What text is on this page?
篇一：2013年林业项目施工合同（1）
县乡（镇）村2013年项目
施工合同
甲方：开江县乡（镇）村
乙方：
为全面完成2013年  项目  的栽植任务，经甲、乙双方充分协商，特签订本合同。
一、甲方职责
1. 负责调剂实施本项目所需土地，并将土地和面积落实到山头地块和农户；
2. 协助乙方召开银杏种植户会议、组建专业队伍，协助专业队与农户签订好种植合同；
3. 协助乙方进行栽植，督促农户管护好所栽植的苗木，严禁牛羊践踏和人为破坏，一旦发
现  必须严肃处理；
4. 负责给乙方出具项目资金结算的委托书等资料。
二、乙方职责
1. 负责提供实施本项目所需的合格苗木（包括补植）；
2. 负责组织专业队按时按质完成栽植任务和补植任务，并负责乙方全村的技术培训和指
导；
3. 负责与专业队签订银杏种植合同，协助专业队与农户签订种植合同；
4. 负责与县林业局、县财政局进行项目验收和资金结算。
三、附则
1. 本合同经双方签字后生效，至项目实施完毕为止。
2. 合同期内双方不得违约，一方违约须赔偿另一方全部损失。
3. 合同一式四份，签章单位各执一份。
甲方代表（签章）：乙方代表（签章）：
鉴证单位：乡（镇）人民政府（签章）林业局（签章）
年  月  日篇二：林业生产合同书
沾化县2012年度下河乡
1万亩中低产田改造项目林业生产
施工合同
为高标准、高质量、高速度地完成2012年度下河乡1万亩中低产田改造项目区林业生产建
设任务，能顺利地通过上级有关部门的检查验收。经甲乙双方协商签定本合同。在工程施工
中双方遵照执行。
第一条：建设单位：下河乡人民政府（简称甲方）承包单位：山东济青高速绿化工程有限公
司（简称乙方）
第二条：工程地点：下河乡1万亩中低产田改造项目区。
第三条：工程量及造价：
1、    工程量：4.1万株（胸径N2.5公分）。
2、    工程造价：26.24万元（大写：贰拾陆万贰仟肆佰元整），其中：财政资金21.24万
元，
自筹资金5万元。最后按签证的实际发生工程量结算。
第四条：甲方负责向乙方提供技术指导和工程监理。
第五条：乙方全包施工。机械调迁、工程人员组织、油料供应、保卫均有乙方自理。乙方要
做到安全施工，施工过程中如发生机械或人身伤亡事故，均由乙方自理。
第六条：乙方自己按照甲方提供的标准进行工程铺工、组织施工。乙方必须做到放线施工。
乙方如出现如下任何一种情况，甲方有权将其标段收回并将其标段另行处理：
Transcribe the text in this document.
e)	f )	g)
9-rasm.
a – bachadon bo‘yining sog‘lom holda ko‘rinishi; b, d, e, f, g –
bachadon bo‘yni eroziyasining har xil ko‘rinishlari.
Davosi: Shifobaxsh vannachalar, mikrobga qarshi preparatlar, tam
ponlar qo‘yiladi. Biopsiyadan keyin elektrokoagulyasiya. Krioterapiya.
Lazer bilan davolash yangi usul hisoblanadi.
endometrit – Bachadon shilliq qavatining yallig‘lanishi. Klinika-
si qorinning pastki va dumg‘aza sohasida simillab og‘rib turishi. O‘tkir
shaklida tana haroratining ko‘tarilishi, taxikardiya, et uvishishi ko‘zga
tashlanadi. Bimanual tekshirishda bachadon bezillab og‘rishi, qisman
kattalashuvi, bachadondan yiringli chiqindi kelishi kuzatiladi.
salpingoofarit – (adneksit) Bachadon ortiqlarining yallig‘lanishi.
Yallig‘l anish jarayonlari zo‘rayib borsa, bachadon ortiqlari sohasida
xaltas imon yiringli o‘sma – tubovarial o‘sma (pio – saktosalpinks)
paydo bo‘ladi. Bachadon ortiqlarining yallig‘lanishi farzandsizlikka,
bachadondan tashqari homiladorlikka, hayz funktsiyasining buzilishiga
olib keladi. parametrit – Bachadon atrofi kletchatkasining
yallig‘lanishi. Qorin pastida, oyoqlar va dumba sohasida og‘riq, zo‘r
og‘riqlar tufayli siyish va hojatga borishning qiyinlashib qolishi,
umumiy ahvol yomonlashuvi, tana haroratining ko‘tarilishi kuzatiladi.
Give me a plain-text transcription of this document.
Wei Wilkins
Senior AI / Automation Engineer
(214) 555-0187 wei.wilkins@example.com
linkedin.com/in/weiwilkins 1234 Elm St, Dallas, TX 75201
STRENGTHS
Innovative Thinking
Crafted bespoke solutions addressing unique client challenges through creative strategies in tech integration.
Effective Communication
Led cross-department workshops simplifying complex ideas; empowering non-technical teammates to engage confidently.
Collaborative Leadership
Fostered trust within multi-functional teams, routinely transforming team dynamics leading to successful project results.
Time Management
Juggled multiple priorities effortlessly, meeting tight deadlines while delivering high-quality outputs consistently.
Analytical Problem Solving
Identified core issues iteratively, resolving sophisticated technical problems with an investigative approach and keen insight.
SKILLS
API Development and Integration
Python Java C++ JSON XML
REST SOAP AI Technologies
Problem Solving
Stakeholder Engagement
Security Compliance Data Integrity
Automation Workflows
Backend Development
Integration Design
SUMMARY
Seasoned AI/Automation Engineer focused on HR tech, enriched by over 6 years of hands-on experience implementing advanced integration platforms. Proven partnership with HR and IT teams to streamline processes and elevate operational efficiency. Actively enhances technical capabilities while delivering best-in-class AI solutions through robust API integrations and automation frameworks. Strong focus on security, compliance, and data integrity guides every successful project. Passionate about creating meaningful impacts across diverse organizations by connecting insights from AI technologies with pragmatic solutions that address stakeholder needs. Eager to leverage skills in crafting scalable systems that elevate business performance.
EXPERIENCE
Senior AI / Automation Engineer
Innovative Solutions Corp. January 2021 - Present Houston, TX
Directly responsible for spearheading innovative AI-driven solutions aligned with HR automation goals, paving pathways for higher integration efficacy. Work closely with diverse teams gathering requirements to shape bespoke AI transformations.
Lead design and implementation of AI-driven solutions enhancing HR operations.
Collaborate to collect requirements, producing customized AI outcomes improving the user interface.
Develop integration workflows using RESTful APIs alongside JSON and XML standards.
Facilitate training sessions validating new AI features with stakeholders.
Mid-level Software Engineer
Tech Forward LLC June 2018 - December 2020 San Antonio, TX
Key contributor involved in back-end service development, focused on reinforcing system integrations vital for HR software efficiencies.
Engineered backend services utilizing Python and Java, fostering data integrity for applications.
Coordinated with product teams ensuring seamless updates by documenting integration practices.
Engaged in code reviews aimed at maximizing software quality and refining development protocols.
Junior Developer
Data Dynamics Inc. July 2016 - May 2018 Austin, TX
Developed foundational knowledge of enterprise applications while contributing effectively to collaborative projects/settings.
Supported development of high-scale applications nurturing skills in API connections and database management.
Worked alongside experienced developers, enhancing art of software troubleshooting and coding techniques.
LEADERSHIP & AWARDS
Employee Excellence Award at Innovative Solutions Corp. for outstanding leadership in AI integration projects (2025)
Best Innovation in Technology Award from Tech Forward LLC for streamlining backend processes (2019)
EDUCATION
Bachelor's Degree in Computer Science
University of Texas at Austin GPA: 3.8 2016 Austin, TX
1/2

====

→ To do: From the records above, how many lines include the word "diverse"? Only the number is wanted.

→ The result: 2